The team of election observers who visited the island during this year’s General Election have largely praised the process of our elections, while making 10 recommendations.
Members of the Commonwealth Parliamentary Association were invited to observe the election after a motion brought by former Garff MHK Martyn Perkins.
They said the election campaign was ‘relatively competitive, and candidates campaigned freely and peacefully, despite the pandemic’. However, they did hear of ‘worrying reports of women candidates being specifically targeted in their campaign’.
As previously reported, they said that disabled access to polling stations was ‘feasible but difficult, despite efforts to make it easier’. They said: ‘For instance, the Mission observed that half of all observed polling stations were not independently accessible to voters with mobility issues.’
One of issues identified which is most likely to impact on voters is an issue found with equality of representation. The island’s constituencies are divided up to ensure there should be 7,000 people in each constituency and this should not deviate by more than 15%.

QUESTIONS TO ANSWER:
**a)** List every passage that the article on the election observers' findings places inside single quotation marks.
**b)** Carry the article on the election observers' findings forward, beginning after its final sentence.
The material has no part in this.

Document structure recognition data:

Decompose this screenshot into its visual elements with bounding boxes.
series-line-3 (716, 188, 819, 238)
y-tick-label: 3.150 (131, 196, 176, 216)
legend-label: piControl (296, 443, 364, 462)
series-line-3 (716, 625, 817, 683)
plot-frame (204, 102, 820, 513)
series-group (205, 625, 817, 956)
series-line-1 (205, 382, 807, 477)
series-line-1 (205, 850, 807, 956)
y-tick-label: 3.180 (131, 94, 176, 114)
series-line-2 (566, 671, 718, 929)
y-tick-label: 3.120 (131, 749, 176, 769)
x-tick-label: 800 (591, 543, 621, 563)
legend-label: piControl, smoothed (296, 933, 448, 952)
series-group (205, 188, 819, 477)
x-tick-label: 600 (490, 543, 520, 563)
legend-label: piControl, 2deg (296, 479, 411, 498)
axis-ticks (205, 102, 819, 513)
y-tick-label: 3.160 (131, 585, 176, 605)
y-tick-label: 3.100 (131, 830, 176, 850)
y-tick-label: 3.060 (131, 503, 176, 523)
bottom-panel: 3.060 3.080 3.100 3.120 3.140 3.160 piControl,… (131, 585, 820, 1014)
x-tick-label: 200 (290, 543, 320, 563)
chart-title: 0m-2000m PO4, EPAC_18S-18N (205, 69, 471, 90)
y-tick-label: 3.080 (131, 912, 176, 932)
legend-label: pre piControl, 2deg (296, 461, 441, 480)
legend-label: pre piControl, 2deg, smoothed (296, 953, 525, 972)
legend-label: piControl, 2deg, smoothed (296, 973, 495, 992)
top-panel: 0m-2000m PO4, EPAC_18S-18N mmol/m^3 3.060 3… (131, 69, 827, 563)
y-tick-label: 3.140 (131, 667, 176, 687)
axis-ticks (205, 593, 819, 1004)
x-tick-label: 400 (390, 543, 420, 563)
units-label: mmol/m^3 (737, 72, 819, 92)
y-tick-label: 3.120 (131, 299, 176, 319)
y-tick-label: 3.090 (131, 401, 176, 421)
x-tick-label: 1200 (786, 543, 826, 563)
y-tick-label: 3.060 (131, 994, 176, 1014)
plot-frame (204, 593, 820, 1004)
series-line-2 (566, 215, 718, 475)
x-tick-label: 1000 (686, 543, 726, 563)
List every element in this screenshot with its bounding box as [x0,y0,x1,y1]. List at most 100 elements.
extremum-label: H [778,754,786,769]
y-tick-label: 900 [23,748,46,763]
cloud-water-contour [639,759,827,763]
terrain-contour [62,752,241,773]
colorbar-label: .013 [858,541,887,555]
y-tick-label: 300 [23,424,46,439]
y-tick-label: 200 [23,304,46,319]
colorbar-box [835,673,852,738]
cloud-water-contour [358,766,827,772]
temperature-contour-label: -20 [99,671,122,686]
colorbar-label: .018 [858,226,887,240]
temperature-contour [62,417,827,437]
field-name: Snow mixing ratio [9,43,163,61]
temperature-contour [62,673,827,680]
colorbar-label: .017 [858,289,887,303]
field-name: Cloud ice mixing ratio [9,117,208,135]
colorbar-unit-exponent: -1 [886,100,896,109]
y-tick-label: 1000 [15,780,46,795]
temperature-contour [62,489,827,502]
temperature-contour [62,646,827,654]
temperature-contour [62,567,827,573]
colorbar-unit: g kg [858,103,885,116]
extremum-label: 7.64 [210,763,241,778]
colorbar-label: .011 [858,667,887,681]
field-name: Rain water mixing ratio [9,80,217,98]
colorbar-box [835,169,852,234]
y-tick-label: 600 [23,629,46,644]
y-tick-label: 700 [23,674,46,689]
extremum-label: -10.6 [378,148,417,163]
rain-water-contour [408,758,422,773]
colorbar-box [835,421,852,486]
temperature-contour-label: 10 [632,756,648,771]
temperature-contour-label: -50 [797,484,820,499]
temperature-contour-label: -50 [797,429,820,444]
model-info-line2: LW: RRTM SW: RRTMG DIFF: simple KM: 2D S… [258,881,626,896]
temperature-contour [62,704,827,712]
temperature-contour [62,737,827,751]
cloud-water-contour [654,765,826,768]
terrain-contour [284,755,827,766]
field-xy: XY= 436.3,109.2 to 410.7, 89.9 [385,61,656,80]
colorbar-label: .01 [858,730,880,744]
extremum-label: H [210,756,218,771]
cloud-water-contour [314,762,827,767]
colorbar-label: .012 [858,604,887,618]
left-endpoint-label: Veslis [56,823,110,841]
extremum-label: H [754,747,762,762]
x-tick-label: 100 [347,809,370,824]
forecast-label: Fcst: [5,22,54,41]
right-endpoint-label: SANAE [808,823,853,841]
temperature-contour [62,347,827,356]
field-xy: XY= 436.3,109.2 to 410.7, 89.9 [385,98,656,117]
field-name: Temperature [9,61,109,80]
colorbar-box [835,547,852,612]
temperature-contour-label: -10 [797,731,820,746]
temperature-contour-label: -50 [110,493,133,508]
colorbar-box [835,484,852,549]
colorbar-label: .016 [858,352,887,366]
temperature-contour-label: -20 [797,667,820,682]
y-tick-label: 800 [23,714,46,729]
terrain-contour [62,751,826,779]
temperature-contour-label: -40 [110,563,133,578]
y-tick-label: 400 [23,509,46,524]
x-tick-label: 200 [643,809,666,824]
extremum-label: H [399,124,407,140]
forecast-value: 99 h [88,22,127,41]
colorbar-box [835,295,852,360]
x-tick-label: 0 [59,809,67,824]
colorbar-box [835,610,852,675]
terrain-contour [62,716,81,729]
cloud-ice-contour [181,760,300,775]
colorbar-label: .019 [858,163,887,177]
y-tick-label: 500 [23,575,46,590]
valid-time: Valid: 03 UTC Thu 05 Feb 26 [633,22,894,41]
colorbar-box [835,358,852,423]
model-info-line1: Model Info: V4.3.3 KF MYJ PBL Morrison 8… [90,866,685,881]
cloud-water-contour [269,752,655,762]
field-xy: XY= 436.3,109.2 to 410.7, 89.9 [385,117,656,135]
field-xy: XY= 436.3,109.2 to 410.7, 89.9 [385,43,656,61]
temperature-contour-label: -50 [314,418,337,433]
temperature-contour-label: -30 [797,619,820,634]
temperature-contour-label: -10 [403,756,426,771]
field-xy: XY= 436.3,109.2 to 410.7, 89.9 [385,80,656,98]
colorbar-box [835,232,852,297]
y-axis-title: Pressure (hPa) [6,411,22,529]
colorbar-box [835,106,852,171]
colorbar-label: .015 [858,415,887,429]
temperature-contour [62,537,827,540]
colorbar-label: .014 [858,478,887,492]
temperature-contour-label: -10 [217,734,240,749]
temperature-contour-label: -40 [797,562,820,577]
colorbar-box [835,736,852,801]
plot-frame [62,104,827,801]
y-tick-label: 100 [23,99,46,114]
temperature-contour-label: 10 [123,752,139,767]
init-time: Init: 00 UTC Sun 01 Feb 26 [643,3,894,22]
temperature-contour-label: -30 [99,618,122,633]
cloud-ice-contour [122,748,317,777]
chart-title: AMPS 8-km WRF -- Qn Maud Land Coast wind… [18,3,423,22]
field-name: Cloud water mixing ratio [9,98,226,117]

SOLVED PROBLEMS:
**a)**
- 'relatively competitive, and candidates campaigned freely and peacefully, despite the pandemic'
- 'worrying reports of women candidates being specifically targeted in their campaign'
- 'feasible but difficult, despite efforts to make it easier'
- 'For instance, the Mission observed that half of all observed polling stations were not independently accessible to voters with mobility issues.'

**b)**
The report said: ‘For the 2021 election, two constituencies (Glenfaba and Peel, and Ramsey) had respectively 15% and 14% more registered voters than the national average of voters per constituency, while Douglas East, North and South had less voters than the national average, however within the 10- 15% limit. This is an acceptable difference, but it needs to be addressed in the next review of the boundaries, which should happen once the results of the last census are published.’
According to the report, the gov has confirmed it will appoint an election commission to explore the issue of boundaries and constituencies within the next year. However the observers have noted that this provision does not exist in law and recommended that it be made clearer to ensure a free and fair process is followed.
- The Election Commission could set and follow the guiding principles of transparency, inclusivity and equality for its work reviewing boundary delimitations. The Elections (Keys and Local Authorities) Act 2020 could be amended to include those principles in the tasks of the Electoral Commission.
- There should be an open recruitment and selection process for polling station staff to increase transparency and to ensure impartiality of the election administration.
- Training for Deputy Returning Officers should be delivered systematically to ensure a consistent implementation of legislation across all constituencies.
- Further efforts could be undertaken by the Crown and Elections Team to develop methods to encourage registration amongst any under-represented groups.
- In order to fully comply with the Equality Act, the electoral process should be fully accessible to persons with disabilities. In particular, all spaces used for the purpose of an electoral process, during the campaign and on election day, should be independently accessible.
- Authorities should consider a review to promote measures to strengthen women’s participatioin elections, in order to consolidate and improve upon the success of the number of women elected in this election, in line with international good practice.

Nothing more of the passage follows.